*** Records to process

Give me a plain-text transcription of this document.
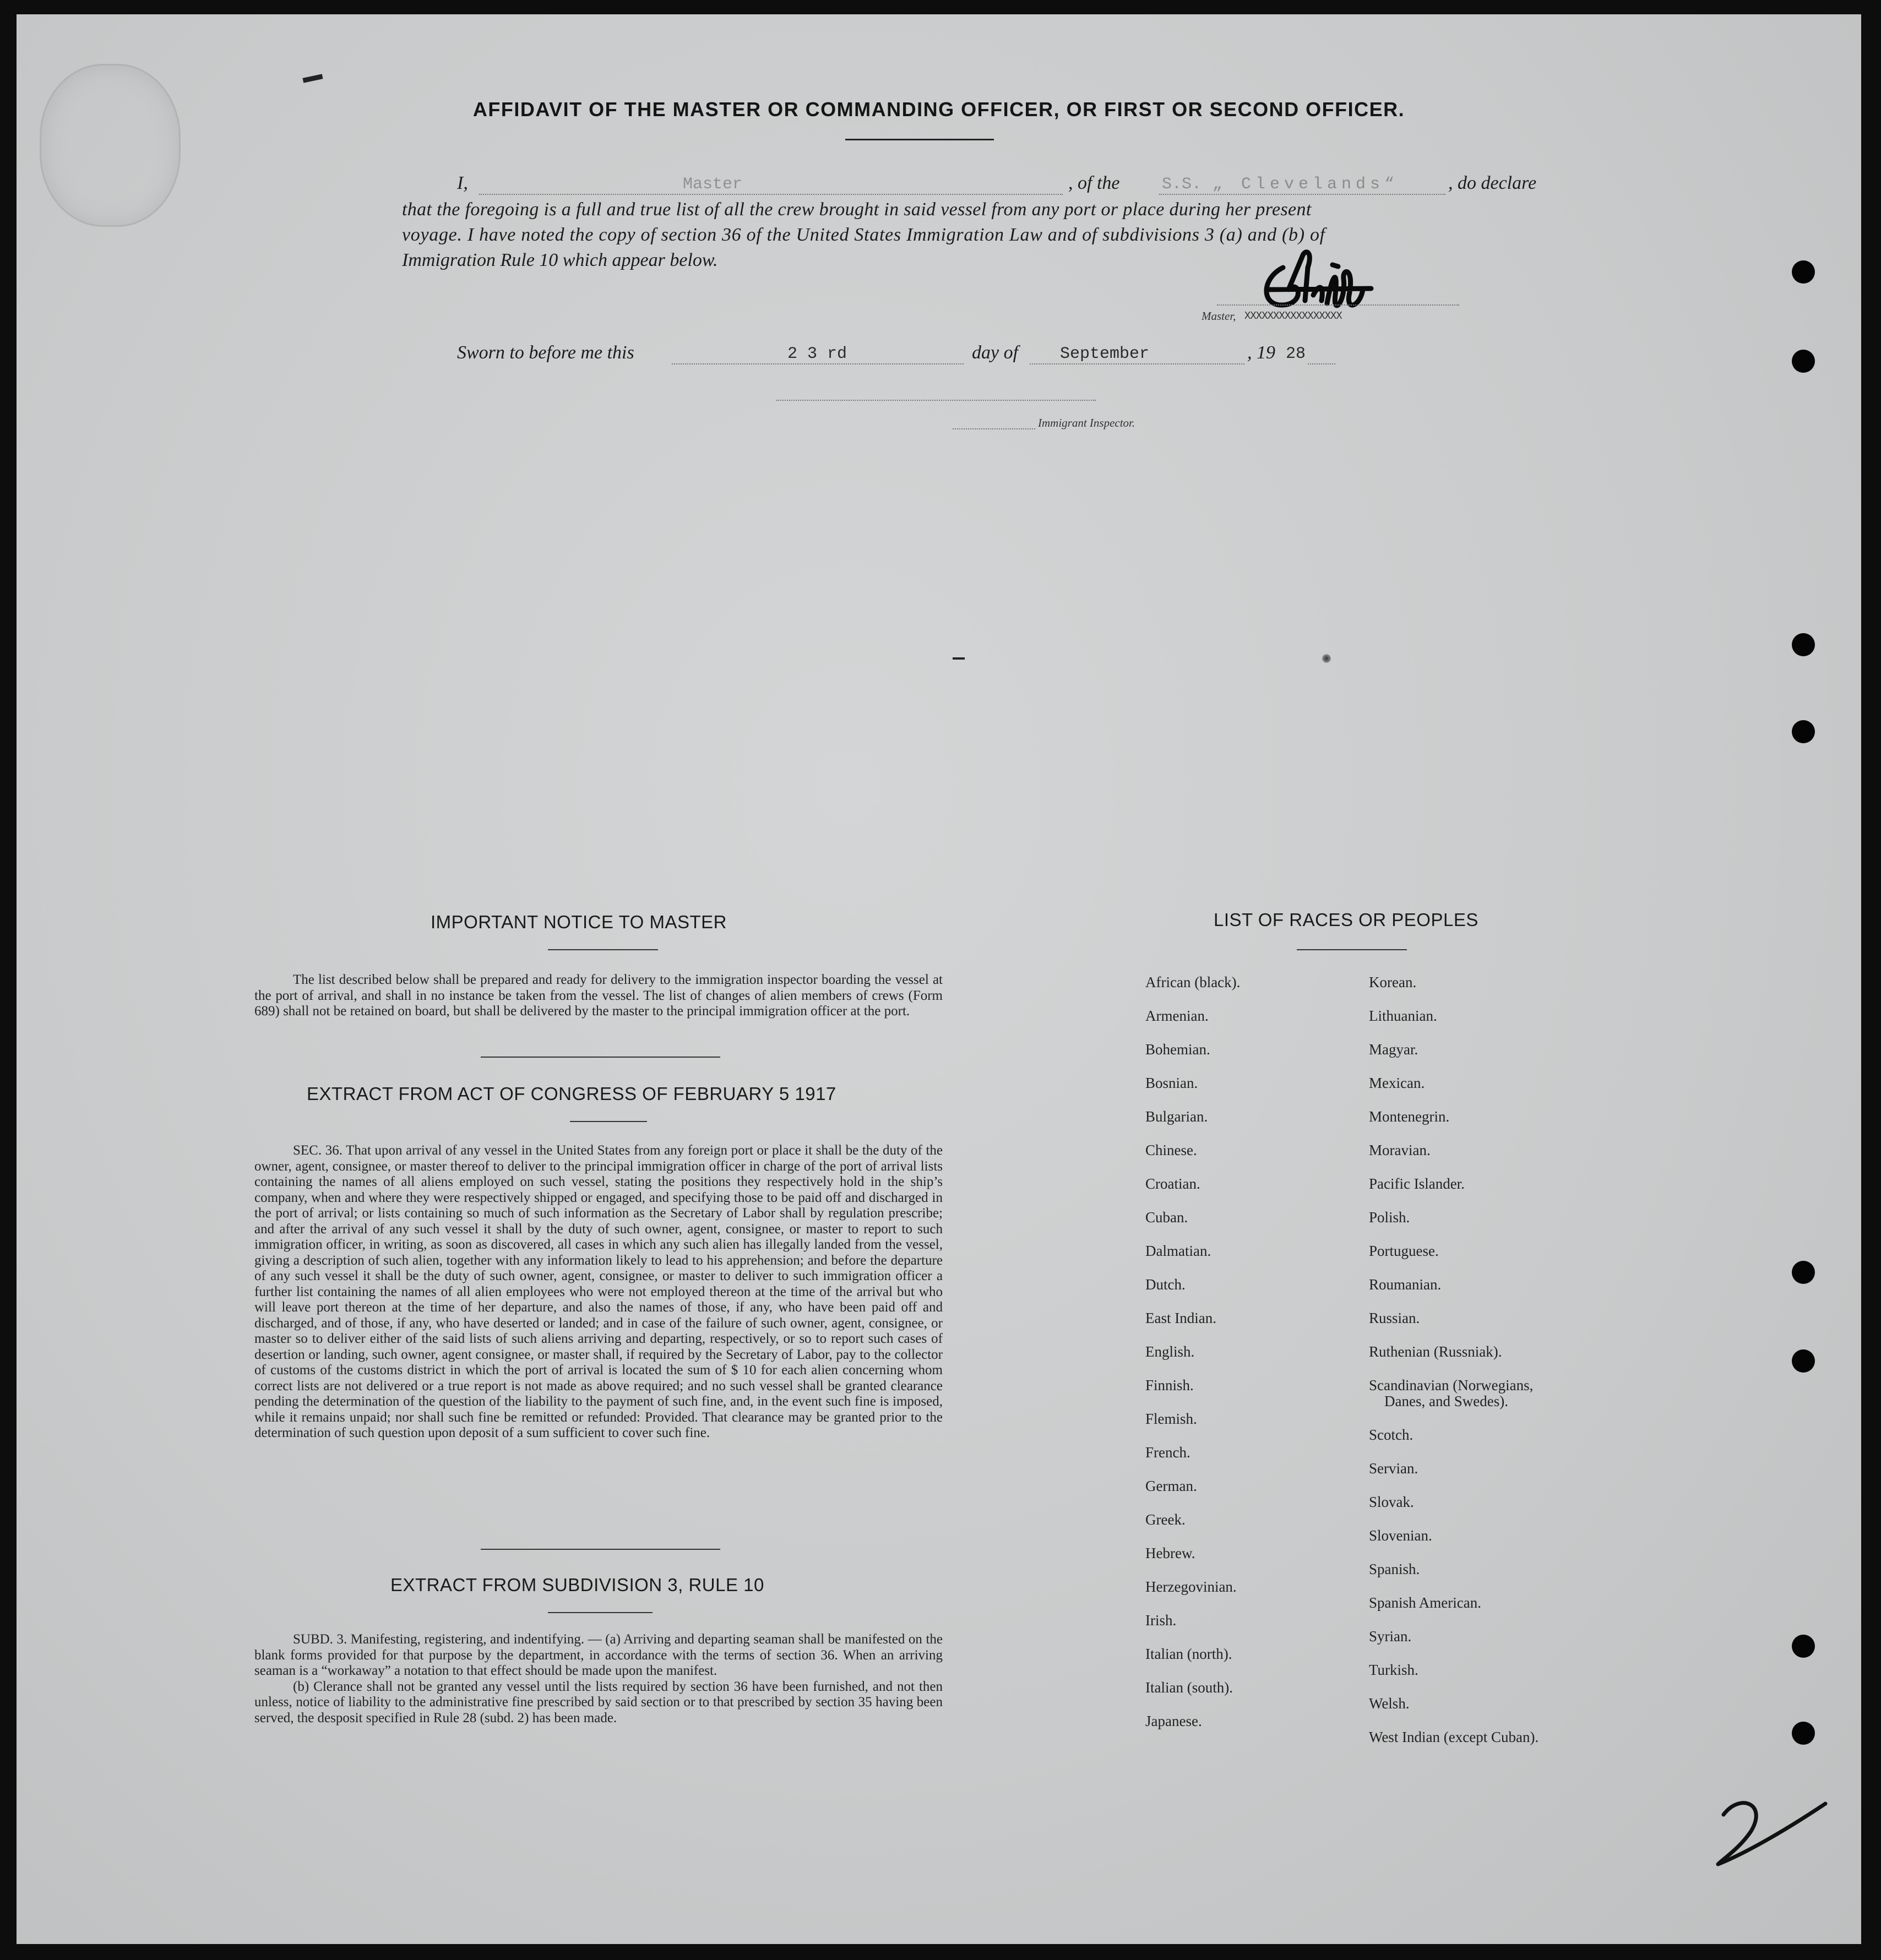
AFFIDAVIT OF THE MASTER OR COMMANDING OFFICER, OR FIRST OR SECOND OFFICER.
I,	Master	, of the	S.S. „ Clevelands“	, do declare
that the foregoing is a full and true list of all the crew brought in said vessel from any port or place during her present
voyage. I have noted the copy of section 36 of the United States Immigration Law and of subdivisions 3 (a) and (b) of
Immigration Rule 10 which appear below.
Master, XXXXXXXXXXXXXXXXX
Sworn to before me this	2 3 rd	day of	September	, 19 28
Immigrant Inspector.
IMPORTANT NOTICE TO MASTER

The list described below shall be prepared and ready for delivery to the immigration inspector boarding the vessel at the port of arrival, and shall in no instance be taken from the vessel. The list of changes of alien members of crews (Form 689) shall not be retained on board, but shall be delivered by the master to the principal immigration officer at the port.

EXTRACT FROM ACT OF CONGRESS OF FEBRUARY 5 1917

SEC. 36. That upon arrival of any vessel in the United States from any foreign port or place it shall be the duty of the owner, agent, consignee, or master thereof to deliver to the principal immigration officer in charge of the port of arrival lists containing the names of all aliens employed on such vessel, stating the positions they respectively hold in the ship’s company, when and where they were respectively shipped or engaged, and specifying those to be paid off and discharged in the port of arrival; or lists containing so much of such information as the Secretary of Labor shall by regulation prescribe; and after the arrival of any such vessel it shall by the duty of such owner, agent, consignee, or master to report to such immigration officer, in writing, as soon as discovered, all cases in which any such alien has illegally landed from the vessel, giving a description of such alien, together with any information likely to lead to his apprehension; and before the departure of any such vessel it shall be the duty of such owner, agent, consignee, or master to deliver to such immigration officer a further list containing the names of all alien employees who were not employed thereon at the time of the arrival but who will leave port thereon at the time of her departure, and also the names of those, if any, who have been paid off and discharged, and of those, if any, who have deserted or landed; and in case of the failure of such owner, agent, consignee, or master so to deliver either of the said lists of such aliens arriving and departing, respectively, or so to report such cases of desertion or landing, such owner, agent consignee, or master shall, if required by the Secretary of Labor, pay to the collector of customs of the customs district in which the port of arrival is located the sum of $ 10 for each alien concerning whom correct lists are not delivered or a true report is not made as above required; and no such vessel shall be granted clearance pending the determination of the question of the liability to the payment of such fine, and, in the event such fine is imposed, while it remains unpaid; nor shall such fine be remitted or refunded: Provided. That clearance may be granted prior to the determination of such question upon deposit of a sum sufficient to cover such fine.

EXTRACT FROM SUBDIVISION 3, RULE 10

SUBD. 3. Manifesting, registering, and indentifying. — (a) Arriving and departing seaman shall be manifested on the blank forms provided for that purpose by the department, in accordance with the terms of section 36. When an arriving seaman is a “workaway” a notation to that effect should be made upon the manifest.

(b) Clerance shall not be granted any vessel until the lists required by section 36 have been furnished, and not then unless, notice of liability to the administrative fine prescribed by said section or to that prescribed by section 35 having been served, the desposit specified in Rule 28 (subd. 2) has been made.

LIST OF RACES OR PEOPLES
African (black).
Armenian.
Bohemian.
Bosnian.
Bulgarian.
Chinese.
Croatian.
Cuban.
Dalmatian.
Dutch.
East Indian.
English.
Finnish.
Flemish.
French.
German.
Greek.
Hebrew.
Herzegovinian.
Irish.
Italian (north).
Italian (south).
Japanese.
Korean.
Lithuanian.
Magyar.
Mexican.
Montenegrin.
Moravian.
Pacific Islander.
Polish.
Portuguese.
Roumanian.
Russian.
Ruthenian (Russniak).
Scandinavian (Norwegians,
Danes, and Swedes).
Scotch.
Servian.
Slovak.
Slovenian.
Spanish.
Spanish American.
Syrian.
Turkish.
Welsh.
West Indian (except Cuban).
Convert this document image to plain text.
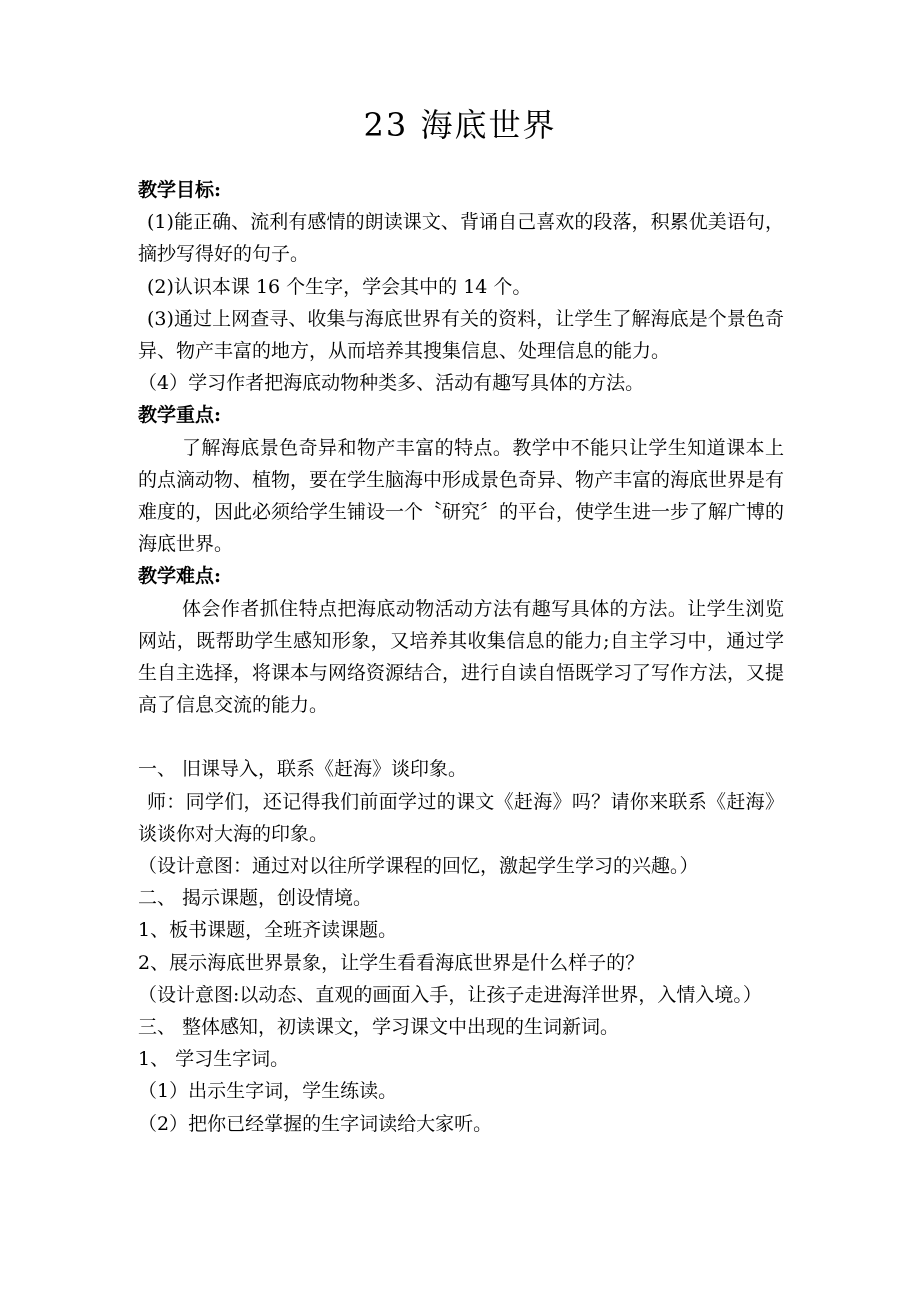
23 海底世界

教学目标:

(1)能正确、流利有感情的朗读课文、背诵自己喜欢的段落，积累优美语句，摘抄写得好的句子。

(2)认识本课 16 个生字，学会其中的 14 个。

(3)通过上网查寻、收集与海底世界有关的资料，让学生了解海底是个景色奇异、物产丰富的地方，从而培养其搜集信息、处理信息的能力。

（4）学习作者把海底动物种类多、活动有趣写具体的方法。

教学重点:

了解海底景色奇异和物产丰富的特点。教学中不能只让学生知道课本上的点滴动物、植物，要在学生脑海中形成景色奇异、物产丰富的海底世界是有难度的，因此必须给学生铺设一个〝研究〞的平台，使学生进一步了解广博的海底世界。

教学难点:

体会作者抓住特点把海底动物活动方法有趣写具体的方法。让学生浏览网站，既帮助学生感知形象，又培养其收集信息的能力;自主学习中，通过学生自主选择，将课本与网络资源结合，进行自读自悟既学习了写作方法，又提高了信息交流的能力。

一、 旧课导入，联系《赶海》谈印象。

师：同学们，还记得我们前面学过的课文《赶海》吗？请你来联系《赶海》谈谈你对大海的印象。

（设计意图：通过对以往所学课程的回忆，激起学生学习的兴趣。）

二、 揭示课题，创设情境。

1、板书课题，全班齐读课题。

2、展示海底世界景象，让学生看看海底世界是什么样子的？

（设计意图:以动态、直观的画面入手，让孩子走进海洋世界，入情入境。）

三、 整体感知，初读课文，学习课文中出现的生词新词。

1、 学习生字词。

（1）出示生字词，学生练读。

（2）把你已经掌握的生字词读给大家听。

******

__Task__
Using the listing above, show each line holding the string "this".

__Expected answer__
Give me a plain-text transcription of this document.
Sworn to before me this	2 3 rd	day of	September	, 19 28
Convert this document image to plain text.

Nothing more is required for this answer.